» **Records from a data collection**:
..............................

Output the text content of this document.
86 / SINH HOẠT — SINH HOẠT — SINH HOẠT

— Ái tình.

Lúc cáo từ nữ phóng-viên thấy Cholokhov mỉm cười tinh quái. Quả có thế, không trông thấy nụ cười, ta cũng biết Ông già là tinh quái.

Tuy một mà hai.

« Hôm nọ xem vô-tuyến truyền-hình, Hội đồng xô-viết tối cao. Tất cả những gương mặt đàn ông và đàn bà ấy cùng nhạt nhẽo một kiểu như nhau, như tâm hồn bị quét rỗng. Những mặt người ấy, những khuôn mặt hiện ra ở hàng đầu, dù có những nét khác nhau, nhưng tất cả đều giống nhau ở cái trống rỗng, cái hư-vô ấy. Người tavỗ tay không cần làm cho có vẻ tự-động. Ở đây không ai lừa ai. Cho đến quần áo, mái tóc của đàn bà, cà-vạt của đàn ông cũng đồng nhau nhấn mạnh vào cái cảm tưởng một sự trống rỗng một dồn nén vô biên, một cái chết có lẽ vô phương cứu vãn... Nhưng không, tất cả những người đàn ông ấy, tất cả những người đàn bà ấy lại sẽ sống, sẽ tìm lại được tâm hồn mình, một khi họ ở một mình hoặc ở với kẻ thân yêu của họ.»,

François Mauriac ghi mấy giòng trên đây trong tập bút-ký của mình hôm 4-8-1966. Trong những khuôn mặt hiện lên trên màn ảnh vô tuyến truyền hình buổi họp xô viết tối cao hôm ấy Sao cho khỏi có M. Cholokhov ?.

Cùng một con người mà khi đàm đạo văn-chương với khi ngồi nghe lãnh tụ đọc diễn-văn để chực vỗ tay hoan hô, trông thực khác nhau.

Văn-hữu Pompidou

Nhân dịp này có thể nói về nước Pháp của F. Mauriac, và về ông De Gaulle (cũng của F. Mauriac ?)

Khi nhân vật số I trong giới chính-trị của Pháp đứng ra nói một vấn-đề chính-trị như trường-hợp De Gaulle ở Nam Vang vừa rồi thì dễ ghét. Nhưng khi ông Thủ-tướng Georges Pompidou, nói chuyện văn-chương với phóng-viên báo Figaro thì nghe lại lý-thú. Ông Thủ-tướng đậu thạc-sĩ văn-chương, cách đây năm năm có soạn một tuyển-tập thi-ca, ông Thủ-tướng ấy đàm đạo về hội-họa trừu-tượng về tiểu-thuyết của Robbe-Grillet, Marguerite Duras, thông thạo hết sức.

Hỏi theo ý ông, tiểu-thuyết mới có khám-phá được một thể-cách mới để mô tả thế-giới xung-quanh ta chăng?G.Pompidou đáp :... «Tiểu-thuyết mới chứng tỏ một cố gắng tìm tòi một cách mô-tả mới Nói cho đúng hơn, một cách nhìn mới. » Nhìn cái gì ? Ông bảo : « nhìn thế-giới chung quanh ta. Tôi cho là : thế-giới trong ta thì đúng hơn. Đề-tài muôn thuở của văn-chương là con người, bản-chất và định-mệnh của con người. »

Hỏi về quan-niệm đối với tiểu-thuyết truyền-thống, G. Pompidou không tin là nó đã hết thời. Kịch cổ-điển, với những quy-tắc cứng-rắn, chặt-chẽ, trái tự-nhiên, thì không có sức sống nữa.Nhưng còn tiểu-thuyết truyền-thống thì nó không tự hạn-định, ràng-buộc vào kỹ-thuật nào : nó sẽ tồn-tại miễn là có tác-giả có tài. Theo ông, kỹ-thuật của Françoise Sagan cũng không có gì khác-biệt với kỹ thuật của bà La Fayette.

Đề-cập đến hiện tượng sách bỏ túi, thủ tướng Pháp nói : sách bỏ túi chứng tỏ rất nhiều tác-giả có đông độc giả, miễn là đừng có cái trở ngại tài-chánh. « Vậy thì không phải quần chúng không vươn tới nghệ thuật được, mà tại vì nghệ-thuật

..............................

» **Brief**: Exactly how many lines of the material contain the word "trông"? Write the number alone.

» **Solution for this exercise**: 2